Report each line of the data that includes the word "קרדיה".
===== Records for the task
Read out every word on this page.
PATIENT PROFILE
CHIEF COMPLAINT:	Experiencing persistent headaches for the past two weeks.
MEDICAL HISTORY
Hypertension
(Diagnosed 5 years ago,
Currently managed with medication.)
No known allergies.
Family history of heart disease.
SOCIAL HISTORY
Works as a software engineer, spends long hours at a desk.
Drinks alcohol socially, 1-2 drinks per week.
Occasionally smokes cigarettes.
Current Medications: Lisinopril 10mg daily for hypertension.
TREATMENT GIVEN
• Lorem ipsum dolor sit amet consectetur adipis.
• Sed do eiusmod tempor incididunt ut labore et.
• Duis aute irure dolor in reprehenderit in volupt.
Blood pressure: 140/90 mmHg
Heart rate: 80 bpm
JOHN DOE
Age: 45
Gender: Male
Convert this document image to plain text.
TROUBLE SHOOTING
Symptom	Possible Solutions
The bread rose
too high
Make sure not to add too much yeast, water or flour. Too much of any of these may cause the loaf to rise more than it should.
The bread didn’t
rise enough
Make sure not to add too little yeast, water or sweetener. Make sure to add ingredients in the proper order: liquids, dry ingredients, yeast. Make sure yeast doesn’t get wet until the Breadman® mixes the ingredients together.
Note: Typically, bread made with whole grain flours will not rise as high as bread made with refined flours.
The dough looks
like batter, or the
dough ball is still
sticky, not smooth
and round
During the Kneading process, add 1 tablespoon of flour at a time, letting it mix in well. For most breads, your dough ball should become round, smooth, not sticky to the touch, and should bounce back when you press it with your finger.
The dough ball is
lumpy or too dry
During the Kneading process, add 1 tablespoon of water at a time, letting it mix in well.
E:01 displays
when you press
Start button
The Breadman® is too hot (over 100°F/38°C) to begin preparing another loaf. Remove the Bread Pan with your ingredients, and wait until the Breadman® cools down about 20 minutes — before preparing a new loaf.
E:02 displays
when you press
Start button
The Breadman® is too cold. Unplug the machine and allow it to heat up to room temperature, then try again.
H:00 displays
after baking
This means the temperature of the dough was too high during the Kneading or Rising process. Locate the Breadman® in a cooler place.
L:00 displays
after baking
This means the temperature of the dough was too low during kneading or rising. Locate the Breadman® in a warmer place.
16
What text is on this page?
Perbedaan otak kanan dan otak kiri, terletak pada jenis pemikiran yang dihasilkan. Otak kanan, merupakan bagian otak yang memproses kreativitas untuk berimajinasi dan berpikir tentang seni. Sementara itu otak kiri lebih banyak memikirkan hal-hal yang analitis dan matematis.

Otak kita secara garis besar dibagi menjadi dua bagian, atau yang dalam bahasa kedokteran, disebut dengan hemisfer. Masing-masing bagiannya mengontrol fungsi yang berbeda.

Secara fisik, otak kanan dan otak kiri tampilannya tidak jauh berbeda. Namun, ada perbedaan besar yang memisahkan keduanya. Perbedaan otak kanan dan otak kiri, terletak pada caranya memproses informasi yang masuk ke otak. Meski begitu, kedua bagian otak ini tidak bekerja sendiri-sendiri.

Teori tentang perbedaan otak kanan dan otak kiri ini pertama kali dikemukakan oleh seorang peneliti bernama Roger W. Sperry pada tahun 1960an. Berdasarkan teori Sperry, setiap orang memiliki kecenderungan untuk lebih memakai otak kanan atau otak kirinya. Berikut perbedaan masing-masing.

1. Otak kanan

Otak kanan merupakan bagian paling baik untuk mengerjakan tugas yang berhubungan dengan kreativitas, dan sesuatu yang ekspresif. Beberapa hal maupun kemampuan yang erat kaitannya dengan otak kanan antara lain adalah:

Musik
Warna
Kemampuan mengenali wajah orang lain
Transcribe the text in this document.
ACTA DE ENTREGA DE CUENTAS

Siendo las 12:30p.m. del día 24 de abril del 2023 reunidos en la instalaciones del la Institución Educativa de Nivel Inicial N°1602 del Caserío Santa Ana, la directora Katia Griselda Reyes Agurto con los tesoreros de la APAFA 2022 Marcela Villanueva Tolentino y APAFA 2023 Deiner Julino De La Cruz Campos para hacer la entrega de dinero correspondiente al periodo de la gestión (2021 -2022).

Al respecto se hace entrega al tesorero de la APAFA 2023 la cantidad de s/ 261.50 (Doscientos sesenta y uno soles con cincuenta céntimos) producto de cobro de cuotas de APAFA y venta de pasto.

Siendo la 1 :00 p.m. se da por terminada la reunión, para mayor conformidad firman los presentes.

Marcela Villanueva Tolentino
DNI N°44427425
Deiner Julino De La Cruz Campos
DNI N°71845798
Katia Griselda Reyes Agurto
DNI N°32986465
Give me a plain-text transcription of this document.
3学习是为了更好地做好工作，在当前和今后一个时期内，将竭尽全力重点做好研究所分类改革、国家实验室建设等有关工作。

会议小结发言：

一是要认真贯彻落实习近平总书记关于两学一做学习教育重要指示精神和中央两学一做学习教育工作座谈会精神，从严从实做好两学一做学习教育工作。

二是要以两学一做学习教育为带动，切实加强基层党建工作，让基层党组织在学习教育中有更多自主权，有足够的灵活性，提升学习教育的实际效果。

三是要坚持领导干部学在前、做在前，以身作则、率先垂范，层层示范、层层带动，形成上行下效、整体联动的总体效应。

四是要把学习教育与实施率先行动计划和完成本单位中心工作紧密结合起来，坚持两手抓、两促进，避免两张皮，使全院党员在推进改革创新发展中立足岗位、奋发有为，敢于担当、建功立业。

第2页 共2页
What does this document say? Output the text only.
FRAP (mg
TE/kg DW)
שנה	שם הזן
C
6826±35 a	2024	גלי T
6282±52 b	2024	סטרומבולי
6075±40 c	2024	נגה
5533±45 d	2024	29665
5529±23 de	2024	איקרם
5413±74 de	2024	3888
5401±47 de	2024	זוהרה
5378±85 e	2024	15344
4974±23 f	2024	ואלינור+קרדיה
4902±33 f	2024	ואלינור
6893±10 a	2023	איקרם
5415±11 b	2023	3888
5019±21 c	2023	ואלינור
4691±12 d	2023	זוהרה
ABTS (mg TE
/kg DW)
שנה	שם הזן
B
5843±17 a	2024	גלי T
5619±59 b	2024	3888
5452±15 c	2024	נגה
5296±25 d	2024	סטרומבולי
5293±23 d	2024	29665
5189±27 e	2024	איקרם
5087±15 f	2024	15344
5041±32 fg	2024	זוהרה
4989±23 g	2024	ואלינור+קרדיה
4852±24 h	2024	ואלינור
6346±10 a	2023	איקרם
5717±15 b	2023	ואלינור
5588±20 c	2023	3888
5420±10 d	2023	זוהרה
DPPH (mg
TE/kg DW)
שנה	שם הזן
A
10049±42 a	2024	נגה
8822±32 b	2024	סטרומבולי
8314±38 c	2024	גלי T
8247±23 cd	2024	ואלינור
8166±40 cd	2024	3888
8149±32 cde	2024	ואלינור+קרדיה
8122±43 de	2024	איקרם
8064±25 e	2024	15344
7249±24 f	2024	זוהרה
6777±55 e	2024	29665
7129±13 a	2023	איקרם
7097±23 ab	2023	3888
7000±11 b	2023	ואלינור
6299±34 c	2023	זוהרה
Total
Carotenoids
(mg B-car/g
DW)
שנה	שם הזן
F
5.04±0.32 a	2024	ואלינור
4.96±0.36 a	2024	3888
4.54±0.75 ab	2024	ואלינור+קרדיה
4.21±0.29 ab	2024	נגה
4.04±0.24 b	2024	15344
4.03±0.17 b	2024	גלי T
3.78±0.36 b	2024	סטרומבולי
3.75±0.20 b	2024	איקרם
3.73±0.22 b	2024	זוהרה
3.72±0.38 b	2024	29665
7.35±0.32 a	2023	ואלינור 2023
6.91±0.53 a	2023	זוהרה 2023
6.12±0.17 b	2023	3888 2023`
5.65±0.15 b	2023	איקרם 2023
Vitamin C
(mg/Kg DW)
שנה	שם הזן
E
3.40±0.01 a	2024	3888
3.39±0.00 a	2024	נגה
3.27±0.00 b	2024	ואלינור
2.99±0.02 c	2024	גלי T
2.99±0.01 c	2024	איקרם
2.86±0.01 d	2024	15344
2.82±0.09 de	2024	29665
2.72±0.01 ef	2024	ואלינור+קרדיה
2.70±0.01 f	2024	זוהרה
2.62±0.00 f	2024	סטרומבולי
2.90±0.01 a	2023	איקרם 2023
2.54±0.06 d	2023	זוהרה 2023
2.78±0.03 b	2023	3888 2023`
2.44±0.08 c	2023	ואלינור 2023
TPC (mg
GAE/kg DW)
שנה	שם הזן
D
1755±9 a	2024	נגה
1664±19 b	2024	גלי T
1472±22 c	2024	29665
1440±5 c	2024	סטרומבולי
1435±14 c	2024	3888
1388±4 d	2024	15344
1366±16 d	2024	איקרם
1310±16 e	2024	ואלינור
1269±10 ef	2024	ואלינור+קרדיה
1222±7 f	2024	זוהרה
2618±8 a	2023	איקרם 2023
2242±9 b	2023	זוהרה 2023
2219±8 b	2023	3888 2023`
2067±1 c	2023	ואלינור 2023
==========
== Output ==
4974±23 f	2024	ואלינור+קרדיה
4989±23 g	2024	ואלינור+קרדיה
8149±32 cde	2024	ואלינור+קרדיה
4.54±0.75 ab	2024	ואלינור+קרדיה
2.72±0.01 ef	2024	ואלינור+קרדיה
1269±10 ef	2024	ואלינור+קרדיה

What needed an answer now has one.